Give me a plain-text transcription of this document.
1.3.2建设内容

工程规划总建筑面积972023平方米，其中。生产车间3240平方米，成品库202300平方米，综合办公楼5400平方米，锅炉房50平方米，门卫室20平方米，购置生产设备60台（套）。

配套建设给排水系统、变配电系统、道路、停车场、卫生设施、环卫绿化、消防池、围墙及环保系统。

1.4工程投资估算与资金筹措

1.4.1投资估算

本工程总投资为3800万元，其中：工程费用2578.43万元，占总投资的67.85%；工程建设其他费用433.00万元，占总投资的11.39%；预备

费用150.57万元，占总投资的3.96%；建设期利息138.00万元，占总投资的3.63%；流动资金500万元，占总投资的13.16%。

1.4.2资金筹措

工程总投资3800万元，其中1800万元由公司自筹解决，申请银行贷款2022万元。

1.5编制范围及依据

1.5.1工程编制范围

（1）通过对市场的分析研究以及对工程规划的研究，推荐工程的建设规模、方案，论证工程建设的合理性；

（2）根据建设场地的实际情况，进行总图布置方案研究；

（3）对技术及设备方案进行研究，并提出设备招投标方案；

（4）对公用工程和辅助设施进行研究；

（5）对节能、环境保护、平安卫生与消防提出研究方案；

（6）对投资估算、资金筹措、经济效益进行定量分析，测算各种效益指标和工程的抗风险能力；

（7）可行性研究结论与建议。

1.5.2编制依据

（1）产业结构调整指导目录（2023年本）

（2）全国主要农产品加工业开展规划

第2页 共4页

____

Task statement: Return every record, word for word.

Solution below:
Give me a plain-text transcription of this document.
1.3.2建设内容

工程规划总建筑面积972023平方米，其中。生产车间3240平方米，成品库202300平方米，综合办公楼5400平方米，锅炉房50平方米，门卫室20平方米，购置生产设备60台（套）。

配套建设给排水系统、变配电系统、道路、停车场、卫生设施、环卫绿化、消防池、围墙及环保系统。

1.4工程投资估算与资金筹措

1.4.1投资估算

本工程总投资为3800万元，其中：工程费用2578.43万元，占总投资的67.85%；工程建设其他费用433.00万元，占总投资的11.39%；预备

费用150.57万元，占总投资的3.96%；建设期利息138.00万元，占总投资的3.63%；流动资金500万元，占总投资的13.16%。

1.4.2资金筹措

工程总投资3800万元，其中1800万元由公司自筹解决，申请银行贷款2022万元。

1.5编制范围及依据

1.5.1工程编制范围

（1）通过对市场的分析研究以及对工程规划的研究，推荐工程的建设规模、方案，论证工程建设的合理性；

（2）根据建设场地的实际情况，进行总图布置方案研究；

（3）对技术及设备方案进行研究，并提出设备招投标方案；

（4）对公用工程和辅助设施进行研究；

（5）对节能、环境保护、平安卫生与消防提出研究方案；

（6）对投资估算、资金筹措、经济效益进行定量分析，测算各种效益指标和工程的抗风险能力；

（7）可行性研究结论与建议。

1.5.2编制依据

（1）产业结构调整指导目录（2023年本）

（2）全国主要农产品加工业开展规划

第2页 共4页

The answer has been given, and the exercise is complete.